* **TASK DETAILS**
Only lines with the string "icon" matter here; gather them from the material below.

——

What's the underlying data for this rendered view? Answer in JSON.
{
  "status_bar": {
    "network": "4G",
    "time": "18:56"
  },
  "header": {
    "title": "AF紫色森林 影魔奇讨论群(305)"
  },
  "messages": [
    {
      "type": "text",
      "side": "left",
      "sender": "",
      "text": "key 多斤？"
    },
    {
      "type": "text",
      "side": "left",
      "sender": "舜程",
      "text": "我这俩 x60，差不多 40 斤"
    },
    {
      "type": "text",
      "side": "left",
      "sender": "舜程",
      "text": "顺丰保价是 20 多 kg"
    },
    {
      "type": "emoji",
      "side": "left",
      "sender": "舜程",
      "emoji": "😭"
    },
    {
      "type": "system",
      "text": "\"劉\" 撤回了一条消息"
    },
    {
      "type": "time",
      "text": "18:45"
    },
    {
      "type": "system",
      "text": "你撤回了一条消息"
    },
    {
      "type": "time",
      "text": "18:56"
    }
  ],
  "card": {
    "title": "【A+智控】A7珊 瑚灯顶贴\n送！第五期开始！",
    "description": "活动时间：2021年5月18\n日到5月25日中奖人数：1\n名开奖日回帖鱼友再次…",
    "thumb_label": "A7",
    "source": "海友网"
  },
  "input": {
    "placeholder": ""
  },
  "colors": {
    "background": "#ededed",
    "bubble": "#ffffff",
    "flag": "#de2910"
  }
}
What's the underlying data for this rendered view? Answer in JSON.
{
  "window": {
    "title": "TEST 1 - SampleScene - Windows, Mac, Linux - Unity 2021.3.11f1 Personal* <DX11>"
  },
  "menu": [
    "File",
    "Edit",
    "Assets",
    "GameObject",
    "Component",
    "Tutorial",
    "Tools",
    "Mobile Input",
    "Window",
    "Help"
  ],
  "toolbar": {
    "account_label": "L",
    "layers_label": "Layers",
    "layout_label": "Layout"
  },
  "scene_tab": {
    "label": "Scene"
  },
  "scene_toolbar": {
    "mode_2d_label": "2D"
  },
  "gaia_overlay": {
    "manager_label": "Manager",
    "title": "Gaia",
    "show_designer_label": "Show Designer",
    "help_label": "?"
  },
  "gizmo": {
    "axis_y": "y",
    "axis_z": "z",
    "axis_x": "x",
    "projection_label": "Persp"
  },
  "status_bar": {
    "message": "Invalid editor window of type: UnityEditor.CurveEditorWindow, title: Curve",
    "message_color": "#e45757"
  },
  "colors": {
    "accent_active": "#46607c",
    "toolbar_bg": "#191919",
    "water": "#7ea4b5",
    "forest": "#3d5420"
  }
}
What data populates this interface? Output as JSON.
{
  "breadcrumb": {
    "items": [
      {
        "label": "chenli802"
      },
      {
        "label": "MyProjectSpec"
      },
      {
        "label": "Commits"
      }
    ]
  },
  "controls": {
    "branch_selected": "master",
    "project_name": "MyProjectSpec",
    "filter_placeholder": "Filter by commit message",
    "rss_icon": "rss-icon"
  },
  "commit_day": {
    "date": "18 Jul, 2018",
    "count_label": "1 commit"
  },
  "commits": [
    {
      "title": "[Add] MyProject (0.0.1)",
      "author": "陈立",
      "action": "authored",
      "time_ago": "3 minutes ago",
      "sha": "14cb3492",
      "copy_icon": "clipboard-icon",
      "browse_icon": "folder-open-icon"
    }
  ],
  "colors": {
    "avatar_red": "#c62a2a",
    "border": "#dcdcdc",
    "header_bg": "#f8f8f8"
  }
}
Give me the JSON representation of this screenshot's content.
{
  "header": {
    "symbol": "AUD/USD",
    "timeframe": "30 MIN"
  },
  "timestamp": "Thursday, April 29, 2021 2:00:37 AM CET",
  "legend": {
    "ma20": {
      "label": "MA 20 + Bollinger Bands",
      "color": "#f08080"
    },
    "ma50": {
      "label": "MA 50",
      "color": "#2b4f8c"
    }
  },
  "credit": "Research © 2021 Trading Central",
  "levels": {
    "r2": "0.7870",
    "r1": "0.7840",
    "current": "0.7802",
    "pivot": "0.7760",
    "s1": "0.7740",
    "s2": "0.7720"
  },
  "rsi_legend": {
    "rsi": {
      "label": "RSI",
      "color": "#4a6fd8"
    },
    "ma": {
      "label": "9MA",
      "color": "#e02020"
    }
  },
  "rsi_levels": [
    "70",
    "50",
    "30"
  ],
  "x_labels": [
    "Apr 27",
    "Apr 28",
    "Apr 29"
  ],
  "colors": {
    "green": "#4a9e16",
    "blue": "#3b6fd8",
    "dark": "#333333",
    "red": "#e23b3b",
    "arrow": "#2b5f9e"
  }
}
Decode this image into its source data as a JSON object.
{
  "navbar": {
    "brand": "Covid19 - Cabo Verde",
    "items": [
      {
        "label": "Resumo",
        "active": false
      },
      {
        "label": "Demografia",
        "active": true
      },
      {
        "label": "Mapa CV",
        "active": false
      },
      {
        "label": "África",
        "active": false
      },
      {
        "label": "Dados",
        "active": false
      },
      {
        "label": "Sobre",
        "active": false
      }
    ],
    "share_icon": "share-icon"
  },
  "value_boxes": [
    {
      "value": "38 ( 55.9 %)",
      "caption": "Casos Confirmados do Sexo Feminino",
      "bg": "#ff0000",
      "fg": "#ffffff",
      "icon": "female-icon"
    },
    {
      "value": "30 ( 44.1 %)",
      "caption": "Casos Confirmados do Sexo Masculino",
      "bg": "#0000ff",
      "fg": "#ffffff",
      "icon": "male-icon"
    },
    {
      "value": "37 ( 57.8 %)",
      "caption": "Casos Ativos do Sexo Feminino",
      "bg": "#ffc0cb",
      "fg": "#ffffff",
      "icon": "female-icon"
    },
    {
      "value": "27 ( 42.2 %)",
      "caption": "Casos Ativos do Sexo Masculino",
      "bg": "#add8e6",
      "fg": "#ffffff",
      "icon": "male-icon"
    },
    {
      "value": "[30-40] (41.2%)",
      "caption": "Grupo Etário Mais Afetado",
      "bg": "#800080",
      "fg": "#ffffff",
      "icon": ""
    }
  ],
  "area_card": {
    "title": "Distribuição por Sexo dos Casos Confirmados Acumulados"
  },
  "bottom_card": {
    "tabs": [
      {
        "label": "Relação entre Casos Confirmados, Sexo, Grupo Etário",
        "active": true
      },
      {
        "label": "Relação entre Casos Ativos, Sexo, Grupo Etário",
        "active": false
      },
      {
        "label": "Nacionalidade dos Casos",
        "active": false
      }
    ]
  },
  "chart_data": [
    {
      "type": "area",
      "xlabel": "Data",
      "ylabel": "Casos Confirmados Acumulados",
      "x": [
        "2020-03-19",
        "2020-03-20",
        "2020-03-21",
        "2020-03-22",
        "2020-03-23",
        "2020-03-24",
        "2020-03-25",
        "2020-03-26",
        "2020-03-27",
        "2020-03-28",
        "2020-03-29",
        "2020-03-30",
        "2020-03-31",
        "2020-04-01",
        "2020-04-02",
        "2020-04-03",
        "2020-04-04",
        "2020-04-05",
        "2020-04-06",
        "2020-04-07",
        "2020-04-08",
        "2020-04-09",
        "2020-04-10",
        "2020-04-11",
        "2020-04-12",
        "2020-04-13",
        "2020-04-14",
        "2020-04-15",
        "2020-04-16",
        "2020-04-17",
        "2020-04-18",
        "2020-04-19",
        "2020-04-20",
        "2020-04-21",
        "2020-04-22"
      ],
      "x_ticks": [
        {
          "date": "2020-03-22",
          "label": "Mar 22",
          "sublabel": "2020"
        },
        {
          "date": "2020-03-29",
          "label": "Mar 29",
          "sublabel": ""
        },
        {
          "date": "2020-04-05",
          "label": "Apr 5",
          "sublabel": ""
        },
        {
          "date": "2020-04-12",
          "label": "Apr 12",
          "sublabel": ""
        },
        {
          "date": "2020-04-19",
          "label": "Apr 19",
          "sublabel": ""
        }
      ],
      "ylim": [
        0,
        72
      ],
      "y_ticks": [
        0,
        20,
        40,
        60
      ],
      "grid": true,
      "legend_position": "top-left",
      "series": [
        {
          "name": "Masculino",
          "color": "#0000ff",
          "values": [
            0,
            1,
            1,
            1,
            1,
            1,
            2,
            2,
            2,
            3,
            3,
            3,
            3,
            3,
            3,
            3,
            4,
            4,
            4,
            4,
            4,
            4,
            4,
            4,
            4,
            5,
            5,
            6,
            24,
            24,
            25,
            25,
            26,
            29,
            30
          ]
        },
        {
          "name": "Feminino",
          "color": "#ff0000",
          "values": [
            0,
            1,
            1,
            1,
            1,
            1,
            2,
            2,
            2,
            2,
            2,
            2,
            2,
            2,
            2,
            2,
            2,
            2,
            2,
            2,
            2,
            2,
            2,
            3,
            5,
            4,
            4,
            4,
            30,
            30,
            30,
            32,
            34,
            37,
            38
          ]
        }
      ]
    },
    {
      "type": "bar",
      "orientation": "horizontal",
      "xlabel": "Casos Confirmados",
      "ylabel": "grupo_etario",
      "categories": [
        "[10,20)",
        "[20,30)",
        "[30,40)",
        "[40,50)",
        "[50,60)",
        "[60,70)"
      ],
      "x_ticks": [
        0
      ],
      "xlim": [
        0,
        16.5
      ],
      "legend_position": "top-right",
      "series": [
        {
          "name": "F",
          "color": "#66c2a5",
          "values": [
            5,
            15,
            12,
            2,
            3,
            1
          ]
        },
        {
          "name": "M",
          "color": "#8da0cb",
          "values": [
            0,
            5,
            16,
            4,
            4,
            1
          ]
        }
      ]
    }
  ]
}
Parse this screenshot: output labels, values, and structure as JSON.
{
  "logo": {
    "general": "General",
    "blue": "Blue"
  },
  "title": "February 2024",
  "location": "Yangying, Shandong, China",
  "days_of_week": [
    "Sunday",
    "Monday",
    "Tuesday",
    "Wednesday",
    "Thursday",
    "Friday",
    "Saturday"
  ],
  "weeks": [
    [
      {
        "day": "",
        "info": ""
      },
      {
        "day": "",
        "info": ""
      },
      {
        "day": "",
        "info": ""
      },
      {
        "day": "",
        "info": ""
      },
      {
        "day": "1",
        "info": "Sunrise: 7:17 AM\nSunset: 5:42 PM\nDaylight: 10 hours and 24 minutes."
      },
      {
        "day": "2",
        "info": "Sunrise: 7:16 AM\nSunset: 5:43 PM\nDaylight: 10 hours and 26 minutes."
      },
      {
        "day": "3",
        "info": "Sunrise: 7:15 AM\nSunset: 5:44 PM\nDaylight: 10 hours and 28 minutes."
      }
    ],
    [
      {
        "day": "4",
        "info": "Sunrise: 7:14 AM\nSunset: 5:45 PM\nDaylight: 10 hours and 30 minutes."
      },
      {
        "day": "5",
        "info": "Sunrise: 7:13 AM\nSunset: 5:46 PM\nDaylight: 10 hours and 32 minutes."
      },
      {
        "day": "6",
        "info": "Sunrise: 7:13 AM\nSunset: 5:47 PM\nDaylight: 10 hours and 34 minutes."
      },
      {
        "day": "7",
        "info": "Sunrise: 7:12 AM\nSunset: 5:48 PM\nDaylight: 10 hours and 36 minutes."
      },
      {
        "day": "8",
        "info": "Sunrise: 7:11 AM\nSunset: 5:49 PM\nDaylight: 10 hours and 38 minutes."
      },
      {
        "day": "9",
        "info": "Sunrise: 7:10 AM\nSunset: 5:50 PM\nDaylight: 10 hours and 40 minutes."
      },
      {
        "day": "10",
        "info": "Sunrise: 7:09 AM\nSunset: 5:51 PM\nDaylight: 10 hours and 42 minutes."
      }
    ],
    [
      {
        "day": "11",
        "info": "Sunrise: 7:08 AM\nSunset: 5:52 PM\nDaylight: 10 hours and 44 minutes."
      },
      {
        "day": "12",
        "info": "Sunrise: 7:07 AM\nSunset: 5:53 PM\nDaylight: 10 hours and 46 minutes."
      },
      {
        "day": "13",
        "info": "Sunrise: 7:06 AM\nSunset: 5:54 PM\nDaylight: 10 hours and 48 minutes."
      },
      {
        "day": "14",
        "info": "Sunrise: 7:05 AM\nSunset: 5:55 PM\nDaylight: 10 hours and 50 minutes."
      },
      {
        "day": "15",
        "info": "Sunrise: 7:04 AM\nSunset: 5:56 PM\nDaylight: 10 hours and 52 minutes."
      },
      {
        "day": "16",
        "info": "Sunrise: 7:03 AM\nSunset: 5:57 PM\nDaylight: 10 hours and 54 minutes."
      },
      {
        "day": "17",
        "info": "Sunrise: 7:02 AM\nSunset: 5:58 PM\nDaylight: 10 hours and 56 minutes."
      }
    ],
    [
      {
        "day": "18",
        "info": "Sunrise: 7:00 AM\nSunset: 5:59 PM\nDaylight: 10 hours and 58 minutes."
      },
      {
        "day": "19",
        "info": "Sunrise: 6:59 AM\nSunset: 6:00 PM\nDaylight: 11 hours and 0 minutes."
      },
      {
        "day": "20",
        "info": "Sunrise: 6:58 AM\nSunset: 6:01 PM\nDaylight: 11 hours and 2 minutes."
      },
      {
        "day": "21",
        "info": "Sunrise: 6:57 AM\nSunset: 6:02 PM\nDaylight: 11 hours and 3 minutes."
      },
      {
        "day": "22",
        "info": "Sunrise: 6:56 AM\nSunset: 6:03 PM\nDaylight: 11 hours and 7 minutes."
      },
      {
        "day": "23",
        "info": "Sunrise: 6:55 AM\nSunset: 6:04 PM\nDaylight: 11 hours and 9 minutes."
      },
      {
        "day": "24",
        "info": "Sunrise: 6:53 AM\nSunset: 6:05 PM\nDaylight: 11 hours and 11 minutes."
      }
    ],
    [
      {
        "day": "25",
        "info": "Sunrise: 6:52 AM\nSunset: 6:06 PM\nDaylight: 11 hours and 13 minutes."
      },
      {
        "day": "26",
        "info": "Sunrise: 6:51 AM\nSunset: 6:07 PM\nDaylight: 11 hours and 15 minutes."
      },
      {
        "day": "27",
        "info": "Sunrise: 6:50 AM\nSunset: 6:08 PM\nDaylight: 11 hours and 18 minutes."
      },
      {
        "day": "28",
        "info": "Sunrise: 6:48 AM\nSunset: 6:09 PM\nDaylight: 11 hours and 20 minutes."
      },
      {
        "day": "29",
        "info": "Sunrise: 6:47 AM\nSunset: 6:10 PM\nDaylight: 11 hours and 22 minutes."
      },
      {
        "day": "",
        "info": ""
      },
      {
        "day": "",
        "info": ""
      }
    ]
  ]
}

——

* **OUTPUT FOR THIS EXERCISE**
    "rss_icon": "rss-icon"
      "copy_icon": "clipboard-icon",
      "browse_icon": "folder-open-icon"
    "share_icon": "share-icon"
      "icon": "female-icon"
      "icon": "male-icon"
      "icon": "female-icon"
      "icon": "male-icon"
      "icon": ""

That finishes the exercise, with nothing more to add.